Hunt for the word "Пойма" across the entries below, copying each line that holds it.

==== RECORDS FOR THE EXERCISE ====

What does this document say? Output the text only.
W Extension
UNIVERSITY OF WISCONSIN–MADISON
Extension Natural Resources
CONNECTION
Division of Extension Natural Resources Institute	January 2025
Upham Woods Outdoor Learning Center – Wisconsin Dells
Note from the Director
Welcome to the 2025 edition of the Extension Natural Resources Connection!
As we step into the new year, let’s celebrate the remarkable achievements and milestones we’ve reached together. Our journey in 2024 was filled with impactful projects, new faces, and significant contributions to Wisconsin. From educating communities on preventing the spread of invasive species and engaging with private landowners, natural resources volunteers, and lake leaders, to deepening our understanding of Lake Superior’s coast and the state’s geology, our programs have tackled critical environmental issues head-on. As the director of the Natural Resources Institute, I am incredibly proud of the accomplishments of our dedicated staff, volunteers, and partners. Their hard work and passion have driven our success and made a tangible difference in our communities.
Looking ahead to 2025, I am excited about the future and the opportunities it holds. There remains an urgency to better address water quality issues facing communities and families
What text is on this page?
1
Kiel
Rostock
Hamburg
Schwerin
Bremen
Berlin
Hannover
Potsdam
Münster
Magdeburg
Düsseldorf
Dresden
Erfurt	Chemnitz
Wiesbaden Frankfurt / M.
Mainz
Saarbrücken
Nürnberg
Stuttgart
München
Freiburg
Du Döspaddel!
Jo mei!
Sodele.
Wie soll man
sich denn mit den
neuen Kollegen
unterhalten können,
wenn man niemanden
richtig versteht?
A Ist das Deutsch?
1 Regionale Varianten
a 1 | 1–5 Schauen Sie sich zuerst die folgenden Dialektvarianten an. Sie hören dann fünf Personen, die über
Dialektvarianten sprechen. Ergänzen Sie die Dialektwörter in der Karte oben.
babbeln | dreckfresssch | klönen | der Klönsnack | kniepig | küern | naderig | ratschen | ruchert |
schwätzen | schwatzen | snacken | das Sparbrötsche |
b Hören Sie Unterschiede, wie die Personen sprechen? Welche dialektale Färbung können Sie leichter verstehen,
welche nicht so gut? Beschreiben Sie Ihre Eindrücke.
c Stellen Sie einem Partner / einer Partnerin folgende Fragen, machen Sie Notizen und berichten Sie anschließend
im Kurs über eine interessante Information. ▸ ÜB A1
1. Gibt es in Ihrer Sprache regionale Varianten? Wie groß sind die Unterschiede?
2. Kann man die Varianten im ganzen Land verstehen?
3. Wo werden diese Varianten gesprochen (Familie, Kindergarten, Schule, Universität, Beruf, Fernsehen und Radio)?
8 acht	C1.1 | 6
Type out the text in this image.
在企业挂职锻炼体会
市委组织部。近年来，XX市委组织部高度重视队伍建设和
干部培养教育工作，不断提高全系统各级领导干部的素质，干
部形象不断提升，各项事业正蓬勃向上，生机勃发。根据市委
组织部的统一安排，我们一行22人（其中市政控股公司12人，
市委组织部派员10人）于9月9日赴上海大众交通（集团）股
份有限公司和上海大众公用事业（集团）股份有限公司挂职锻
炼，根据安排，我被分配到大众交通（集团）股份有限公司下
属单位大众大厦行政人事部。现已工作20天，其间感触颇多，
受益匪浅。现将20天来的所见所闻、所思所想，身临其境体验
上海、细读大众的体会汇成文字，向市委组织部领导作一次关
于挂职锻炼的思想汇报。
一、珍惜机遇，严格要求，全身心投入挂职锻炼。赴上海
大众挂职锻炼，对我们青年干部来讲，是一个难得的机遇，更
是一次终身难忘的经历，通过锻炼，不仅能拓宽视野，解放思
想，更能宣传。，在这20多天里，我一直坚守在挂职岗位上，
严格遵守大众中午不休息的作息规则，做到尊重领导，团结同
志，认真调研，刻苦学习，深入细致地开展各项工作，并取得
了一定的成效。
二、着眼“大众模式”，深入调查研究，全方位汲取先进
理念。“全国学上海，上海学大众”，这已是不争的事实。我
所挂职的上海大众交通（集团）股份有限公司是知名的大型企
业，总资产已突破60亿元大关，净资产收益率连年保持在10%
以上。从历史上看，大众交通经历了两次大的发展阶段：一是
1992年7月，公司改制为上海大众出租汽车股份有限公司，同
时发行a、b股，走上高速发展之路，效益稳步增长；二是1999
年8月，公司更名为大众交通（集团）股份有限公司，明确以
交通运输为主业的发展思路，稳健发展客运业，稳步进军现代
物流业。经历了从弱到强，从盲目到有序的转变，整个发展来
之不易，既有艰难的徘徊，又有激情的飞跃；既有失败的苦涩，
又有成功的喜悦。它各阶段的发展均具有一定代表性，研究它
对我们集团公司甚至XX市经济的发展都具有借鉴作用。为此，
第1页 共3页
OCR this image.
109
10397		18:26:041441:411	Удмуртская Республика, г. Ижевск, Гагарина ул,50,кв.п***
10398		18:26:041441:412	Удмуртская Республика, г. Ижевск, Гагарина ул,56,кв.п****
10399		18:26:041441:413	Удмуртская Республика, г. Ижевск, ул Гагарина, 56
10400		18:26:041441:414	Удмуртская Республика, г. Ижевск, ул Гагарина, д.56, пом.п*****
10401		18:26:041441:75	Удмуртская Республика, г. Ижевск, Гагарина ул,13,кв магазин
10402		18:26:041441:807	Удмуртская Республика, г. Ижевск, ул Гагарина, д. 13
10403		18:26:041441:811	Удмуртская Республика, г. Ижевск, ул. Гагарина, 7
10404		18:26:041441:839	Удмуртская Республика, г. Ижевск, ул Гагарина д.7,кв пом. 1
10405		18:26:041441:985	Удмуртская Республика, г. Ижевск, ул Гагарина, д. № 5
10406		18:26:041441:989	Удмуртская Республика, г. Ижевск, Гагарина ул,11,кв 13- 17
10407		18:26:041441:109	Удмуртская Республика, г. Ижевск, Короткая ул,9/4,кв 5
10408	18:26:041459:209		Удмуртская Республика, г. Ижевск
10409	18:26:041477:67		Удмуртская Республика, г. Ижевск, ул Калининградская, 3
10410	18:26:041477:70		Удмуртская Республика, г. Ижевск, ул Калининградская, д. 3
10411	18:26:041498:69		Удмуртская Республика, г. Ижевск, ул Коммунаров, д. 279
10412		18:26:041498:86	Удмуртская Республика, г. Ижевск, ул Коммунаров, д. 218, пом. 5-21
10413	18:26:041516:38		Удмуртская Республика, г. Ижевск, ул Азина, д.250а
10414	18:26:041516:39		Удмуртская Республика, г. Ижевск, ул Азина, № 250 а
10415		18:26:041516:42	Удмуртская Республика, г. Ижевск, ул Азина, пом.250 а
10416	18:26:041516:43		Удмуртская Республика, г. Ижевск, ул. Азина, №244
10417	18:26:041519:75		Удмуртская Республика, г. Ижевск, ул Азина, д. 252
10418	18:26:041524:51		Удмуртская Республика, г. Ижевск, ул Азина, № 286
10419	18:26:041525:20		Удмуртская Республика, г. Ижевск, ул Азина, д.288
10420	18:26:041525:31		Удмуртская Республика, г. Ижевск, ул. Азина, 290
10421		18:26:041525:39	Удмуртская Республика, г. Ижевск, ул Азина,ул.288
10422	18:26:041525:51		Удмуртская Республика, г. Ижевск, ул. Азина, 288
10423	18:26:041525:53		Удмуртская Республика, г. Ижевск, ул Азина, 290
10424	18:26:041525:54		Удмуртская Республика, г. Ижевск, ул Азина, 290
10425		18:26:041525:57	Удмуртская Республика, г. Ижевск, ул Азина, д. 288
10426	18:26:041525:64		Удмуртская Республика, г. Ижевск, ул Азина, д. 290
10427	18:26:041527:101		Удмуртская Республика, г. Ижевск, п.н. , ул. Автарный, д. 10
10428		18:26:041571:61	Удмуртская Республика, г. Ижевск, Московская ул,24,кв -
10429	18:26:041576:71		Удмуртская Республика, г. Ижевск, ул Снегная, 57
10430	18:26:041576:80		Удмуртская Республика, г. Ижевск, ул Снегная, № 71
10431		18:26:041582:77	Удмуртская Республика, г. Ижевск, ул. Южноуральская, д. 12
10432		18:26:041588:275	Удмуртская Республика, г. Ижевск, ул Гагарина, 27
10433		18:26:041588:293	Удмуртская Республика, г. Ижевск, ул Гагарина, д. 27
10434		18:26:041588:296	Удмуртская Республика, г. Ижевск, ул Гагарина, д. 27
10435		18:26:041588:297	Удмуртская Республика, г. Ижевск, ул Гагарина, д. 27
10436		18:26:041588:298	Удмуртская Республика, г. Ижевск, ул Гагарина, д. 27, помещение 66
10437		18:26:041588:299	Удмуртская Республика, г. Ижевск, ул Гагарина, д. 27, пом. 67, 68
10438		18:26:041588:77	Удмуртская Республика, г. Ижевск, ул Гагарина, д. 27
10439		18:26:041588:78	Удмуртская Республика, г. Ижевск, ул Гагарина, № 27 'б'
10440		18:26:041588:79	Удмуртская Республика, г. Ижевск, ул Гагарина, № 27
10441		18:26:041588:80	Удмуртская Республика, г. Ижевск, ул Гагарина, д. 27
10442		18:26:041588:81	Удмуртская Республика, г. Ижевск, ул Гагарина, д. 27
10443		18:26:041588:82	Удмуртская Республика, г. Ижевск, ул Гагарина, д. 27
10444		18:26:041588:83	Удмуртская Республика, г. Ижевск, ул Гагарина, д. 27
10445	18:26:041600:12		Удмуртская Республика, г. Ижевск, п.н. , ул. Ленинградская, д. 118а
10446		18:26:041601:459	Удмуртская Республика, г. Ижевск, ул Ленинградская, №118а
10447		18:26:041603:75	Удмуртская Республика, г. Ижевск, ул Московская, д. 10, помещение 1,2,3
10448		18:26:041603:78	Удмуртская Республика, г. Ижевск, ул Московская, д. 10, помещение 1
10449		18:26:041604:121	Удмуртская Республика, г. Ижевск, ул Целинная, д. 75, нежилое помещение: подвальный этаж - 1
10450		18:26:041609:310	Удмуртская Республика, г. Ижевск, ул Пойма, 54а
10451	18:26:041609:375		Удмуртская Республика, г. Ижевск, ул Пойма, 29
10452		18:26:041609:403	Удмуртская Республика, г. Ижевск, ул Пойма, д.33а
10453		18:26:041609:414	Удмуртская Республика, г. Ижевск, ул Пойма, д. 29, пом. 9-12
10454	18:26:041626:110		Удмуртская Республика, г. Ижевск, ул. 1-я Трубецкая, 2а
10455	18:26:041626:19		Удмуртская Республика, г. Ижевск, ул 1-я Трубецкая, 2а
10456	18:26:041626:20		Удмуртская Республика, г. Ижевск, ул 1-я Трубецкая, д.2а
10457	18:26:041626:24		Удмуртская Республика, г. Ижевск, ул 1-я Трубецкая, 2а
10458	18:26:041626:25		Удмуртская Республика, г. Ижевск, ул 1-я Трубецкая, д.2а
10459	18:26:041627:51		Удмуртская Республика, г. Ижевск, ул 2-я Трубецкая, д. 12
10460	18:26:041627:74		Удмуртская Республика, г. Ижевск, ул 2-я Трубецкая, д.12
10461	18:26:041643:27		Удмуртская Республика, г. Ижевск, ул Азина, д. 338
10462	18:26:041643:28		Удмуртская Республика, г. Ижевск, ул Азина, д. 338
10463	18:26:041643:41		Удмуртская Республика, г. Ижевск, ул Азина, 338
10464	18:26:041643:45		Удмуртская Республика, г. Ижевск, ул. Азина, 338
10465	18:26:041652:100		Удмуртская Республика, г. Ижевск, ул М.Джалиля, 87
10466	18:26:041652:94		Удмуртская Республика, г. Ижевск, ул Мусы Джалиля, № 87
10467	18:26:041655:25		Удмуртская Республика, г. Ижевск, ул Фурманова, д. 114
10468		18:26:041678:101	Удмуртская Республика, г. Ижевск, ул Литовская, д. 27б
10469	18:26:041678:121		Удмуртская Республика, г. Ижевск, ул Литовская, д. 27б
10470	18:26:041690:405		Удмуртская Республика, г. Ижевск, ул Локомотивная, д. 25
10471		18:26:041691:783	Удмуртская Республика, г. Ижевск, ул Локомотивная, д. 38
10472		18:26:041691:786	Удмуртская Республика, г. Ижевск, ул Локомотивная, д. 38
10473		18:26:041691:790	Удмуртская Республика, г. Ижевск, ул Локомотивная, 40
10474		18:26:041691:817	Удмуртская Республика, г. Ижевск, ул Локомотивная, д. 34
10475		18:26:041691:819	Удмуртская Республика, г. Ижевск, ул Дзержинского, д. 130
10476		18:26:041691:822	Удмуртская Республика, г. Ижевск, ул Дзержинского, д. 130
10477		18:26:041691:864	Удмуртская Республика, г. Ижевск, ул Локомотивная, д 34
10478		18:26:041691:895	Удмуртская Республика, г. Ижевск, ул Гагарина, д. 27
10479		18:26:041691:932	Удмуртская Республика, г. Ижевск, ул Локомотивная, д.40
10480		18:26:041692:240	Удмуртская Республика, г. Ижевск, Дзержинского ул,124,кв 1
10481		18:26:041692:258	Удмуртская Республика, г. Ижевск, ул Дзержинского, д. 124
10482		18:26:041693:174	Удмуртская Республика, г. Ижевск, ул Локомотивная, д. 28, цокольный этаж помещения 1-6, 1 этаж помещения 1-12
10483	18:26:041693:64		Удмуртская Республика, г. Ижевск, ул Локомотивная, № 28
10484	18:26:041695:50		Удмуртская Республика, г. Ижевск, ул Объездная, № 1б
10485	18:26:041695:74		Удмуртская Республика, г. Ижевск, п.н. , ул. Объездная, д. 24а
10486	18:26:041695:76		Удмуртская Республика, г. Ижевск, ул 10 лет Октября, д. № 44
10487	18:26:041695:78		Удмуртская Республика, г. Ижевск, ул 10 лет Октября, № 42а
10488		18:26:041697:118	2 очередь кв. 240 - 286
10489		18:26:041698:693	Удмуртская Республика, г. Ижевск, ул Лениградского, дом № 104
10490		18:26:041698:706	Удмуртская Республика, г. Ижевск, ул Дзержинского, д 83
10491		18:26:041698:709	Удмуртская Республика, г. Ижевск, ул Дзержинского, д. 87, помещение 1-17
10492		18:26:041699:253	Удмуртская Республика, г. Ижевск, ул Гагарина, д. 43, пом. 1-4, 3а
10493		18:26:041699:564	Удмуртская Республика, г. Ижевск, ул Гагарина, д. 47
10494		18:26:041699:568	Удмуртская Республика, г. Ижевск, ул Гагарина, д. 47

====

RESPONSE BELOW ▸
10450		18:26:041609:310	Удмуртская Республика, г. Ижевск, ул Пойма, 54а
10451	18:26:041609:375		Удмуртская Республика, г. Ижевск, ул Пойма, 29
10452		18:26:041609:403	Удмуртская Республика, г. Ижевск, ул Пойма, д.33а
10453		18:26:041609:414	Удмуртская Республика, г. Ижевск, ул Пойма, д. 29, пом. 9-12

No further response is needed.